[Chart and figure data]
= = = = =
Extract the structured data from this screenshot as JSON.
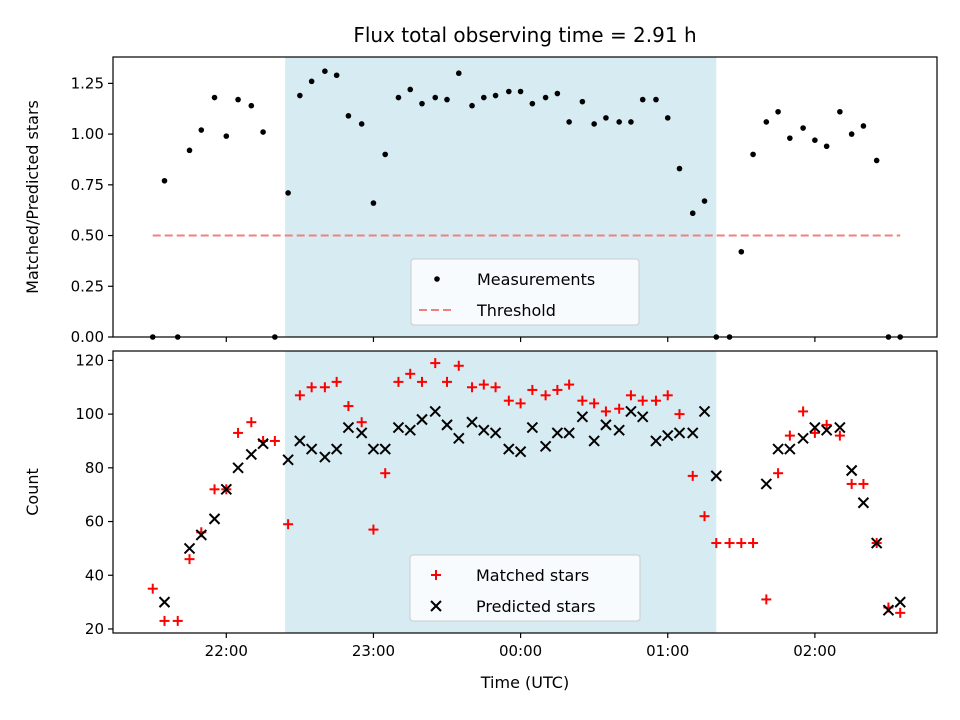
{
  "title": "Flux total observing time = 2.91 h",
  "chart_data": [
    {
      "type": "scatter",
      "panel": "top",
      "ylabel": "Matched/Predicted stars",
      "xlabel": "",
      "ylim": [
        0,
        1.38
      ],
      "yticks": [
        0.0,
        0.25,
        0.5,
        0.75,
        1.0,
        1.25
      ],
      "ytick_labels": [
        "0.00",
        "0.25",
        "0.50",
        "0.75",
        "1.00",
        "1.25"
      ],
      "xlim": [
        21.23,
        26.83
      ],
      "shaded_region": [
        22.4,
        25.33
      ],
      "legend_position": "lower-center",
      "series": [
        {
          "name": "Measurements",
          "marker": "dot",
          "color": "#000000",
          "x": [
            21.5,
            21.58,
            21.67,
            21.75,
            21.83,
            21.92,
            22.0,
            22.08,
            22.17,
            22.25,
            22.33,
            22.42,
            22.5,
            22.58,
            22.67,
            22.75,
            22.83,
            22.92,
            23.0,
            23.08,
            23.17,
            23.25,
            23.33,
            23.42,
            23.5,
            23.58,
            23.67,
            23.75,
            23.83,
            23.92,
            24.0,
            24.08,
            24.17,
            24.25,
            24.33,
            24.42,
            24.5,
            24.58,
            24.67,
            24.75,
            24.83,
            24.92,
            25.0,
            25.08,
            25.17,
            25.25,
            25.33,
            25.42,
            25.5,
            25.58,
            25.67,
            25.75,
            25.83,
            25.92,
            26.0,
            26.08,
            26.17,
            26.25,
            26.33,
            26.42,
            26.5,
            26.58
          ],
          "y": [
            0.0,
            0.77,
            0.0,
            0.92,
            1.02,
            1.18,
            0.99,
            1.17,
            1.14,
            1.01,
            0.0,
            0.71,
            1.19,
            1.26,
            1.31,
            1.29,
            1.09,
            1.05,
            0.66,
            0.9,
            1.18,
            1.22,
            1.15,
            1.18,
            1.17,
            1.3,
            1.14,
            1.18,
            1.19,
            1.21,
            1.21,
            1.15,
            1.18,
            1.2,
            1.06,
            1.16,
            1.05,
            1.08,
            1.06,
            1.06,
            1.17,
            1.17,
            1.08,
            0.83,
            0.61,
            0.67,
            0.0,
            0.0,
            0.42,
            0.9,
            1.06,
            1.11,
            0.98,
            1.03,
            0.97,
            0.94,
            1.11,
            1.0,
            1.04,
            0.87,
            0.0,
            0.0
          ]
        },
        {
          "name": "Threshold",
          "marker": "dashed-line",
          "color": "#f08080",
          "x": [
            21.5,
            26.58
          ],
          "y": [
            0.5,
            0.5
          ]
        }
      ]
    },
    {
      "type": "scatter",
      "panel": "bottom",
      "ylabel": "Count",
      "xlabel": "Time (UTC)",
      "ylim": [
        18.5,
        123.5
      ],
      "yticks": [
        20,
        40,
        60,
        80,
        100,
        120
      ],
      "ytick_labels": [
        "20",
        "40",
        "60",
        "80",
        "100",
        "120"
      ],
      "xlim": [
        21.23,
        26.83
      ],
      "xticks": [
        22.0,
        23.0,
        24.0,
        25.0,
        26.0
      ],
      "xtick_labels": [
        "22:00",
        "23:00",
        "00:00",
        "01:00",
        "02:00"
      ],
      "shaded_region": [
        22.4,
        25.33
      ],
      "legend_position": "lower-center",
      "series": [
        {
          "name": "Matched stars",
          "marker": "plus",
          "color": "#ff0000",
          "x": [
            21.5,
            21.58,
            21.67,
            21.75,
            21.83,
            21.92,
            22.0,
            22.08,
            22.17,
            22.25,
            22.33,
            22.42,
            22.5,
            22.58,
            22.67,
            22.75,
            22.83,
            22.92,
            23.0,
            23.08,
            23.17,
            23.25,
            23.33,
            23.42,
            23.5,
            23.58,
            23.67,
            23.75,
            23.83,
            23.92,
            24.0,
            24.08,
            24.17,
            24.25,
            24.33,
            24.42,
            24.5,
            24.58,
            24.67,
            24.75,
            24.83,
            24.92,
            25.0,
            25.08,
            25.17,
            25.25,
            25.33,
            25.42,
            25.5,
            25.58,
            25.67,
            25.75,
            25.83,
            25.92,
            26.0,
            26.08,
            26.17,
            26.25,
            26.33,
            26.42,
            26.5,
            26.58
          ],
          "y": [
            35,
            23,
            23,
            46,
            56,
            72,
            72,
            93,
            97,
            90,
            90,
            59,
            107,
            110,
            110,
            112,
            103,
            97,
            57,
            78,
            112,
            115,
            112,
            119,
            112,
            118,
            110,
            111,
            110,
            105,
            104,
            109,
            107,
            109,
            111,
            105,
            104,
            101,
            102,
            107,
            105,
            105,
            107,
            100,
            77,
            62,
            52,
            52,
            52,
            52,
            31,
            78,
            92,
            101,
            93,
            96,
            92,
            74,
            74,
            52,
            28,
            26
          ]
        },
        {
          "name": "Predicted stars",
          "marker": "cross",
          "color": "#000000",
          "x": [
            21.58,
            21.75,
            21.83,
            21.92,
            22.0,
            22.08,
            22.17,
            22.25,
            22.42,
            22.5,
            22.58,
            22.67,
            22.75,
            22.83,
            22.92,
            23.0,
            23.08,
            23.17,
            23.25,
            23.33,
            23.42,
            23.5,
            23.58,
            23.67,
            23.75,
            23.83,
            23.92,
            24.0,
            24.08,
            24.17,
            24.25,
            24.33,
            24.42,
            24.5,
            24.58,
            24.67,
            24.75,
            24.83,
            24.92,
            25.0,
            25.08,
            25.17,
            25.25,
            25.33,
            25.67,
            25.75,
            25.83,
            25.92,
            26.0,
            26.08,
            26.17,
            26.25,
            26.33,
            26.42,
            26.5,
            26.58
          ],
          "y": [
            30,
            50,
            55,
            61,
            72,
            80,
            85,
            89,
            83,
            90,
            87,
            84,
            87,
            95,
            93,
            87,
            87,
            95,
            94,
            98,
            101,
            96,
            91,
            97,
            94,
            93,
            87,
            86,
            95,
            88,
            93,
            93,
            99,
            90,
            96,
            94,
            101,
            99,
            90,
            92,
            93,
            93,
            101,
            77,
            74,
            87,
            87,
            91,
            95,
            94,
            95,
            79,
            67,
            52,
            27,
            30
          ]
        }
      ]
    }
  ]
}
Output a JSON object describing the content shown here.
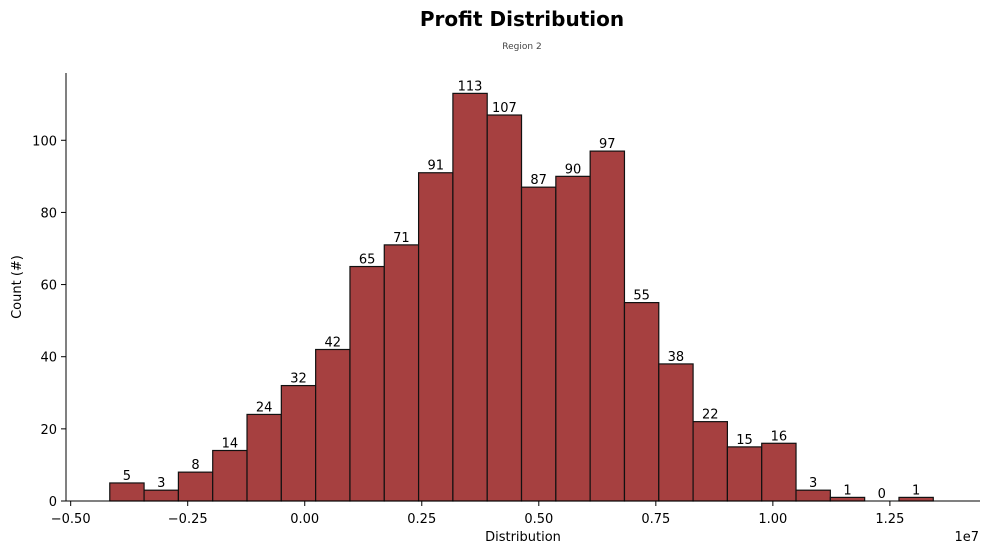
= = = = =
TASK TO CARRY OUT
From the entries above, copy every line where the word "JSON" shows up.

EXERCISE RESULT
Extract the structured data from this screenshot as JSON.
Output a JSON object describing the content shown here.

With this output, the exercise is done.